◆ **Stated task**: Tally the lines that include "Comments". Output the number only.

-------

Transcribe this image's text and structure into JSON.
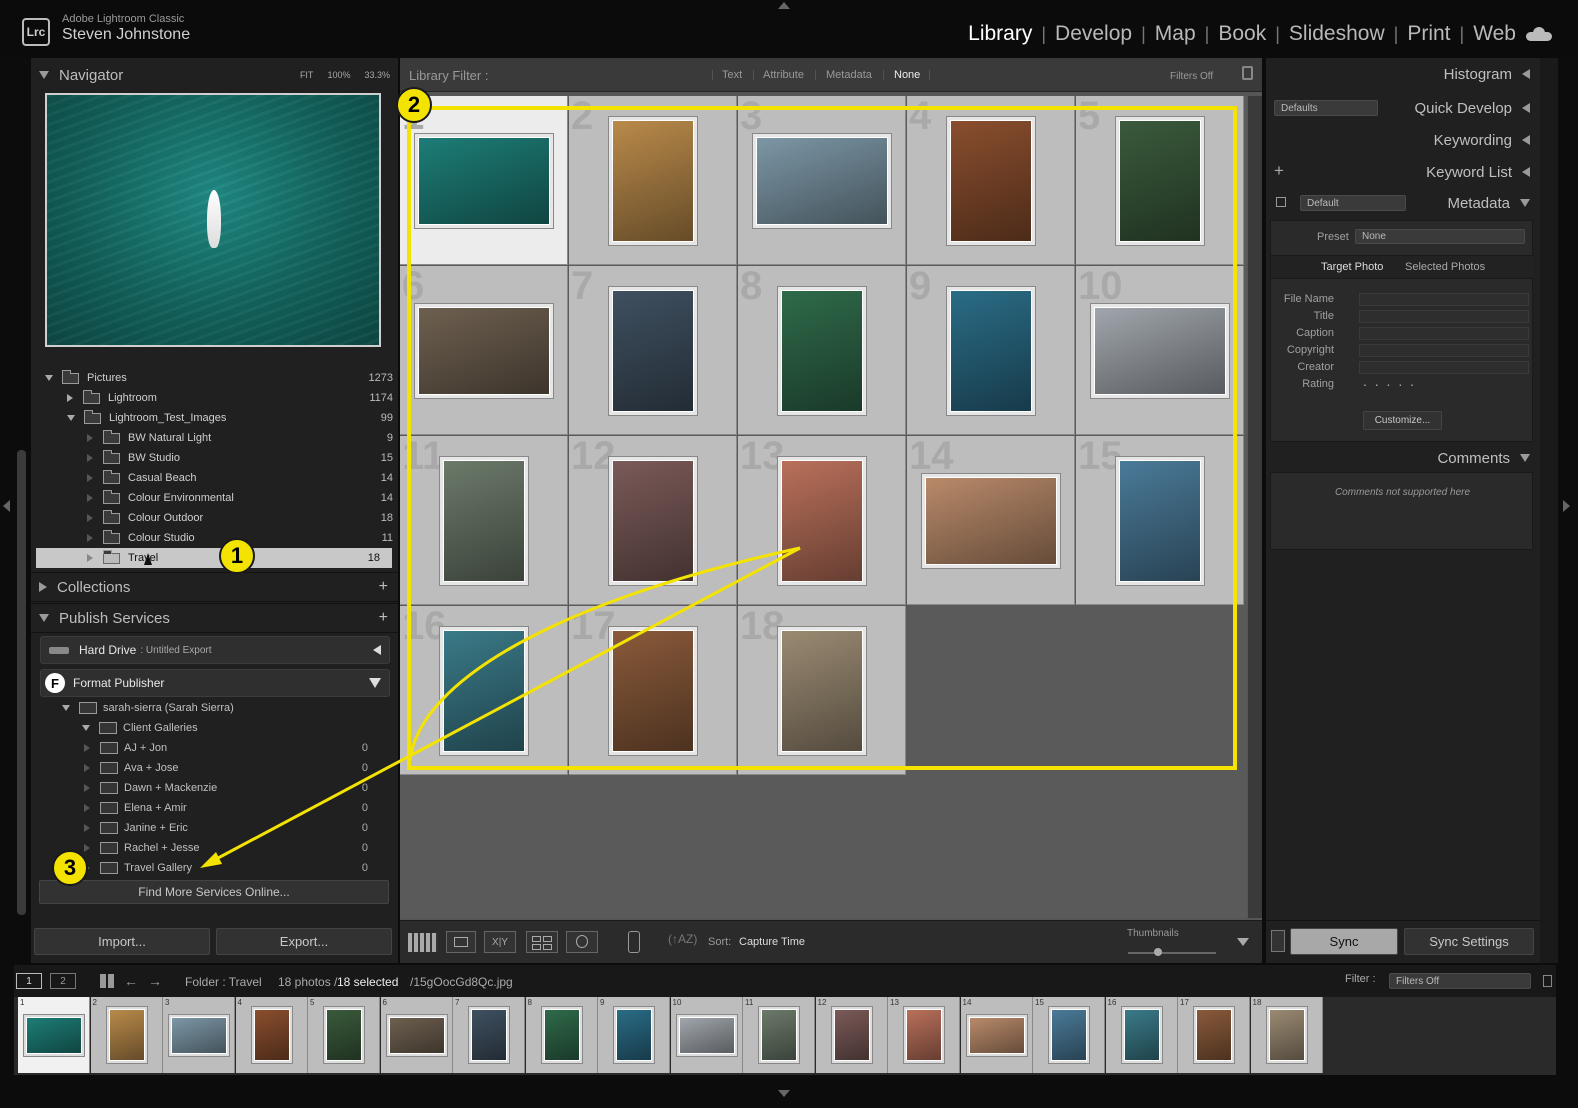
{
  "app": {
    "logo": "Lrc",
    "name": "Adobe Lightroom Classic",
    "user": "Steven Johnstone"
  },
  "modules": [
    {
      "label": "Library",
      "active": true
    },
    {
      "label": "Develop"
    },
    {
      "label": "Map"
    },
    {
      "label": "Book"
    },
    {
      "label": "Slideshow"
    },
    {
      "label": "Print"
    },
    {
      "label": "Web"
    }
  ],
  "navigator": {
    "title": "Navigator",
    "zoom_options": [
      "FIT",
      "100%",
      "33.3%"
    ]
  },
  "folders": {
    "rows": [
      {
        "label": "Pictures",
        "count": "1273"
      },
      {
        "label": "Lightroom",
        "count": "1174"
      },
      {
        "label": "Lightroom_Test_Images",
        "count": "99"
      },
      {
        "label": "BW Natural Light",
        "count": "9"
      },
      {
        "label": "BW Studio",
        "count": "15"
      },
      {
        "label": "Casual Beach",
        "count": "14"
      },
      {
        "label": "Colour Environmental",
        "count": "14"
      },
      {
        "label": "Colour Outdoor",
        "count": "18"
      },
      {
        "label": "Colour Studio",
        "count": "11"
      },
      {
        "label": "Travel",
        "count": "18"
      }
    ]
  },
  "collections": {
    "title": "Collections"
  },
  "publish": {
    "title": "Publish Services",
    "hard_drive": {
      "label": "Hard Drive",
      "sub": ": Untitled Export"
    },
    "format": {
      "logo": "F",
      "label": "Format Publisher"
    },
    "account": "sarah-sierra (Sarah Sierra)",
    "group": "Client Galleries",
    "galleries": [
      {
        "label": "AJ + Jon",
        "count": "0"
      },
      {
        "label": "Ava + Jose",
        "count": "0"
      },
      {
        "label": "Dawn + Mackenzie",
        "count": "0"
      },
      {
        "label": "Elena + Amir",
        "count": "0"
      },
      {
        "label": "Janine + Eric",
        "count": "0"
      },
      {
        "label": "Rachel + Jesse",
        "count": "0"
      },
      {
        "label": "Travel Gallery",
        "count": "0"
      }
    ],
    "find_more": "Find More Services Online..."
  },
  "buttons": {
    "import": "Import...",
    "export": "Export...",
    "sync": "Sync",
    "sync_settings": "Sync Settings"
  },
  "filter": {
    "label": "Library Filter :",
    "options": [
      "Text",
      "Attribute",
      "Metadata",
      "None"
    ],
    "active": "None",
    "filters_off": "Filters Off"
  },
  "grid": {
    "photos": [
      {
        "n": "1",
        "c": "#1d7d77"
      },
      {
        "n": "2",
        "c": "#b98a4a"
      },
      {
        "n": "3",
        "c": "#7c97a6"
      },
      {
        "n": "4",
        "c": "#8a4e2e"
      },
      {
        "n": "5",
        "c": "#3a5a3c"
      },
      {
        "n": "6",
        "c": "#6e6050"
      },
      {
        "n": "7",
        "c": "#3f5060"
      },
      {
        "n": "8",
        "c": "#2f6a4a"
      },
      {
        "n": "9",
        "c": "#2a6c86"
      },
      {
        "n": "10",
        "c": "#a0a6ac"
      },
      {
        "n": "11",
        "c": "#6c7a6a"
      },
      {
        "n": "12",
        "c": "#7a5a58"
      },
      {
        "n": "13",
        "c": "#b9705a"
      },
      {
        "n": "14",
        "c": "#b98a6a"
      },
      {
        "n": "15",
        "c": "#4a7a98"
      },
      {
        "n": "16",
        "c": "#3a7a88"
      },
      {
        "n": "17",
        "c": "#8a5a3a"
      },
      {
        "n": "18",
        "c": "#9a8a72"
      }
    ]
  },
  "toolbar": {
    "sort_label": "Sort:",
    "sort_value": "Capture Time",
    "thumbnails": "Thumbnails"
  },
  "right": {
    "histogram": "Histogram",
    "quick_develop": "Quick Develop",
    "qd_preset": "Defaults",
    "keywording": "Keywording",
    "keyword_list": "Keyword List",
    "metadata": "Metadata",
    "md_preset": "Default",
    "preset_label": "Preset",
    "preset_value": "None",
    "target_photo": "Target Photo",
    "selected_photos": "Selected Photos",
    "fields": [
      "File Name",
      "Title",
      "Caption",
      "Copyright",
      "Creator",
      "Rating"
    ],
    "rating_dots": ". . . . .",
    "customize": "Customize...",
    "comments": "Comments",
    "comments_note": "Comments not supported here"
  },
  "filmstrip": {
    "screen1": "1",
    "screen2": "2",
    "folder": "Folder : Travel",
    "photos": "18 photos /",
    "selected": "18 selected",
    "file": "/15gOocGd8Qc.jpg",
    "filter_label": "Filter :",
    "filter_value": "Filters Off"
  },
  "annotations": {
    "b1": "1",
    "b2": "2",
    "b3": "3"
  }
}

-------

◆ **Task output**: 2